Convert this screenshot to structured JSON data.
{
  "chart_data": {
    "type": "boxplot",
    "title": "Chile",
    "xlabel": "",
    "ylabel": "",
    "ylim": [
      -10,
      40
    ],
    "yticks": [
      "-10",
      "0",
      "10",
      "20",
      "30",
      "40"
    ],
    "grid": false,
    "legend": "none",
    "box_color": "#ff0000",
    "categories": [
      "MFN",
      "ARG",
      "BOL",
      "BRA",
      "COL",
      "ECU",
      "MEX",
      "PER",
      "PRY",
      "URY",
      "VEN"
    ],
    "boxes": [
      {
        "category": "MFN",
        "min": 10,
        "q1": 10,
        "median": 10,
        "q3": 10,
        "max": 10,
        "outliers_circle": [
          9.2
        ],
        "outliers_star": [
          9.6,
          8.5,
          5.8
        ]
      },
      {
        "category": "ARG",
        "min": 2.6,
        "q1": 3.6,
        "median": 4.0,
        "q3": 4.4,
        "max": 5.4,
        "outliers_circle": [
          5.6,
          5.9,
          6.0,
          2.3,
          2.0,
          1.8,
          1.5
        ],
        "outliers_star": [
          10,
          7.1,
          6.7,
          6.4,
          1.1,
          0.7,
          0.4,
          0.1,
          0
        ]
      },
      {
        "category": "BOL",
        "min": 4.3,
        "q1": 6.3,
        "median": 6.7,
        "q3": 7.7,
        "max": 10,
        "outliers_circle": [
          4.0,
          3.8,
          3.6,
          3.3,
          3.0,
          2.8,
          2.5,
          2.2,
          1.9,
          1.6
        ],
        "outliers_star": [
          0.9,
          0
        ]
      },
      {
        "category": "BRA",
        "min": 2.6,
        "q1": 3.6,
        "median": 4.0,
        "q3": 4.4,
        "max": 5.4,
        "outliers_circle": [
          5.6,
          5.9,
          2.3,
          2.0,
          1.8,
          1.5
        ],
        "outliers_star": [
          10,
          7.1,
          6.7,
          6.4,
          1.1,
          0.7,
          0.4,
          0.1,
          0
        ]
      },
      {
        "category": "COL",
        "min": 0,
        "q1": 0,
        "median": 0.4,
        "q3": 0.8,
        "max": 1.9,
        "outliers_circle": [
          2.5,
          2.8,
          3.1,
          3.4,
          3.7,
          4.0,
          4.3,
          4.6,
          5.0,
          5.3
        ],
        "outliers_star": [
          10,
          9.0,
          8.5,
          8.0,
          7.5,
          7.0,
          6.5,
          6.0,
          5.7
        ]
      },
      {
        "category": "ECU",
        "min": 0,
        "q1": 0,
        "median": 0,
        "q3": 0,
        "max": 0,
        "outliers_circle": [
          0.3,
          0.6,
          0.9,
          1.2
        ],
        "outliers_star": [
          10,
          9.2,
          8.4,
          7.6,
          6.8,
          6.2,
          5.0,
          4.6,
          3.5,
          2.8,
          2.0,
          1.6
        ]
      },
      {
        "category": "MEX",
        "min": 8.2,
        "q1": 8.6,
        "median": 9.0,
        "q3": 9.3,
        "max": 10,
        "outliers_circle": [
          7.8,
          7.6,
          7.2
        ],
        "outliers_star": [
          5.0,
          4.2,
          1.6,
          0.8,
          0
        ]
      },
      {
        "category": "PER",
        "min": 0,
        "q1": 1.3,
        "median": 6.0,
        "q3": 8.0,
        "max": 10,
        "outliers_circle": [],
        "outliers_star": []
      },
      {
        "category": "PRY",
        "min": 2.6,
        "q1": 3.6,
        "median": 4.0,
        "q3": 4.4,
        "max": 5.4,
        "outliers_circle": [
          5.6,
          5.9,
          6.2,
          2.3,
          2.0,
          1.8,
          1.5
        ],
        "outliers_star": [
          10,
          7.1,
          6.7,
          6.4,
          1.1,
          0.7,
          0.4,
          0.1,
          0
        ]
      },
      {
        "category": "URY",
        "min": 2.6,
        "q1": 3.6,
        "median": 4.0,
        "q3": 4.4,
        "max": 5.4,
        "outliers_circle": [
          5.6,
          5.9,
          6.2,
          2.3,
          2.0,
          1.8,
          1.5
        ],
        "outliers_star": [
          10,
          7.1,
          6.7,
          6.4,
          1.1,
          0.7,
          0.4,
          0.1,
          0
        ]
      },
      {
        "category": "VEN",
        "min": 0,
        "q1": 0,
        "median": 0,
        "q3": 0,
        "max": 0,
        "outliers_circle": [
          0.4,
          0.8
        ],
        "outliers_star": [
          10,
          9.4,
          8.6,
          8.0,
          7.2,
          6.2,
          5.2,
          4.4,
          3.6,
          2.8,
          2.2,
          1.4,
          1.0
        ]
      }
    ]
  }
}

++++++++++

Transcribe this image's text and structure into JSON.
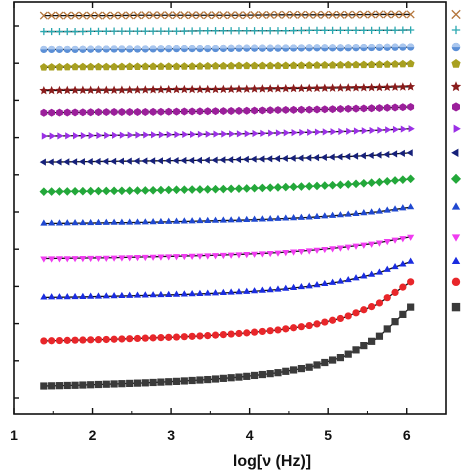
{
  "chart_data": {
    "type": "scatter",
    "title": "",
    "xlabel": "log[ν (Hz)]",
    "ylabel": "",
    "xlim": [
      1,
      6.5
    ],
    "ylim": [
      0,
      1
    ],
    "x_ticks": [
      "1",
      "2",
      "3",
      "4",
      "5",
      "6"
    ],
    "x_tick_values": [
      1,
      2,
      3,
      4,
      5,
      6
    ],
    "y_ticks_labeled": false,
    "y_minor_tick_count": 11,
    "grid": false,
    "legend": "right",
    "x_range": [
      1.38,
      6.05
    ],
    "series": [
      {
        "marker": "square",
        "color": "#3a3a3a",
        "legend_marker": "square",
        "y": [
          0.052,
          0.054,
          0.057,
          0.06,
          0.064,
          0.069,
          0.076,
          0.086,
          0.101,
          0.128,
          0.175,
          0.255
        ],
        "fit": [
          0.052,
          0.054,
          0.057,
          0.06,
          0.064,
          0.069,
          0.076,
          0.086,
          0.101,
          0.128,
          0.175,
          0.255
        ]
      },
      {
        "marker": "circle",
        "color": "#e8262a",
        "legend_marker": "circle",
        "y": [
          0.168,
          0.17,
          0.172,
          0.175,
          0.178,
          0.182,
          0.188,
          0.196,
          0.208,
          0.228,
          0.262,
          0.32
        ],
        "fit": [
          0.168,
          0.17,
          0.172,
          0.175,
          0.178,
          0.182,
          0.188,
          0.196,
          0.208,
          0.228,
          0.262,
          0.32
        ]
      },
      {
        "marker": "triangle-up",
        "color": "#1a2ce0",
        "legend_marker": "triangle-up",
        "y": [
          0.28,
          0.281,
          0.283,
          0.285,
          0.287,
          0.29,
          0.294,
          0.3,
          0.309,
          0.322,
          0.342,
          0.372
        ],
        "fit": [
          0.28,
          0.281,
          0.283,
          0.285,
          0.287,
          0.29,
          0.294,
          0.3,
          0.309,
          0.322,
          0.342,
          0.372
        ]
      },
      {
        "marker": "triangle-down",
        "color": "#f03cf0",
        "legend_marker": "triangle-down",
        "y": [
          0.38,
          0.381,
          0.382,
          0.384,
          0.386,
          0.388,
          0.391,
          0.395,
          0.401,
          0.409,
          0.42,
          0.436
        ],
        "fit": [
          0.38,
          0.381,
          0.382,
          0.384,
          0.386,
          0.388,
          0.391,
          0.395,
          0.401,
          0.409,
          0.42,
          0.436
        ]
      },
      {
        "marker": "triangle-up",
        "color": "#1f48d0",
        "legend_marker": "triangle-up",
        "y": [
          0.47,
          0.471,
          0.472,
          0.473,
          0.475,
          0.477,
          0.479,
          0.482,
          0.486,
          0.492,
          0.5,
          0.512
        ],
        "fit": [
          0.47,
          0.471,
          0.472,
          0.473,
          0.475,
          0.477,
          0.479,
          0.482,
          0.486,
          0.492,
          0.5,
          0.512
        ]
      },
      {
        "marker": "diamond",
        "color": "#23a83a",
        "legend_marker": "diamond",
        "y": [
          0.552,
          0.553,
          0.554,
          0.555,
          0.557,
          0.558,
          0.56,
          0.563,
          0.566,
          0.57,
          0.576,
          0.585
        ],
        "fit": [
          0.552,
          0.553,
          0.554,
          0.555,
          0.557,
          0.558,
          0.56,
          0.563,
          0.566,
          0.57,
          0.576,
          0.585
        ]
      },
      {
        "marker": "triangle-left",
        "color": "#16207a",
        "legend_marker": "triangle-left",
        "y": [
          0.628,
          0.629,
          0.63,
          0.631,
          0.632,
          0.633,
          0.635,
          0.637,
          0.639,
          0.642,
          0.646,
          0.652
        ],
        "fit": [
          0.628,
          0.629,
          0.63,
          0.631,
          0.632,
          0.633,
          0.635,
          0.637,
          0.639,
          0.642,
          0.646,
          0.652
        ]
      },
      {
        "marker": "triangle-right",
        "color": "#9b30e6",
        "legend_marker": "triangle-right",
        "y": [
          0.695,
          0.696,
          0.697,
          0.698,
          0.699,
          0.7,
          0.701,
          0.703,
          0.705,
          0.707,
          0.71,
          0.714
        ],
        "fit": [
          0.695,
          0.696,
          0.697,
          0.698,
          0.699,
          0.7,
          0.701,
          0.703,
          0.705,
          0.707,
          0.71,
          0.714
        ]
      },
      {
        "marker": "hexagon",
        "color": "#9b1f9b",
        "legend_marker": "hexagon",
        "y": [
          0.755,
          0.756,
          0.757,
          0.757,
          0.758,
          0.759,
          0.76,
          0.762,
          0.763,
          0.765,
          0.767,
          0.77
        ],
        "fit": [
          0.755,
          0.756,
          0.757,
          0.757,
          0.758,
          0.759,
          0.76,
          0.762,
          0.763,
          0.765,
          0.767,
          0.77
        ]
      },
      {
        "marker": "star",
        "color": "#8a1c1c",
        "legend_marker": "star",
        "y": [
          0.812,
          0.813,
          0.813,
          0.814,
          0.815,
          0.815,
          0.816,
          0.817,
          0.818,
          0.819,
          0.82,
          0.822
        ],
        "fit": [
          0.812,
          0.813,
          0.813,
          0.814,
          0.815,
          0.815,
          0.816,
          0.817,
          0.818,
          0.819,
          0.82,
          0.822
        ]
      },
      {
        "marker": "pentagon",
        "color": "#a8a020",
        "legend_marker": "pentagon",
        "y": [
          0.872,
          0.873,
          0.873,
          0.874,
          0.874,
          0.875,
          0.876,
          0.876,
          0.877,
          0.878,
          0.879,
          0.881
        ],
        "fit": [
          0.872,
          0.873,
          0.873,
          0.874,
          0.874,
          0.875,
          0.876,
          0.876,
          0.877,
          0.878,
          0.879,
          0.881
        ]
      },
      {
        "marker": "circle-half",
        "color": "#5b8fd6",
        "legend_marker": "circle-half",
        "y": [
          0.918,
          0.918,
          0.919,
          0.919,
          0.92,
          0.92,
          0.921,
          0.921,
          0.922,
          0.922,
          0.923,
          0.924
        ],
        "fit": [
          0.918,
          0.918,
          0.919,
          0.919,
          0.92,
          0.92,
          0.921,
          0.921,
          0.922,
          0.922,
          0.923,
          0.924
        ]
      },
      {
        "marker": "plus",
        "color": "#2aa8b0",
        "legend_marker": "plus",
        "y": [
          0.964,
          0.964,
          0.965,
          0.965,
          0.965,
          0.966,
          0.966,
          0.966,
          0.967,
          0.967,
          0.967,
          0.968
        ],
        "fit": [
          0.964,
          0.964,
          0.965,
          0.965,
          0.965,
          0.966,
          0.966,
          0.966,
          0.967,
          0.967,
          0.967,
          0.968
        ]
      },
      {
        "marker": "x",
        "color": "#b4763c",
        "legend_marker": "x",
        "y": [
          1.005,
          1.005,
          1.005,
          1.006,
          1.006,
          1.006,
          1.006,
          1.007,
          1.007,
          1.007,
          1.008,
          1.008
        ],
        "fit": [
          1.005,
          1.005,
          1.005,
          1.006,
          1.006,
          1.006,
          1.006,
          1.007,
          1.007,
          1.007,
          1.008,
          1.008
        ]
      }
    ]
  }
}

++++++++++

Direction - Write the number of lines containing the word "pentagon" and nothing besides it.

Solution below - 2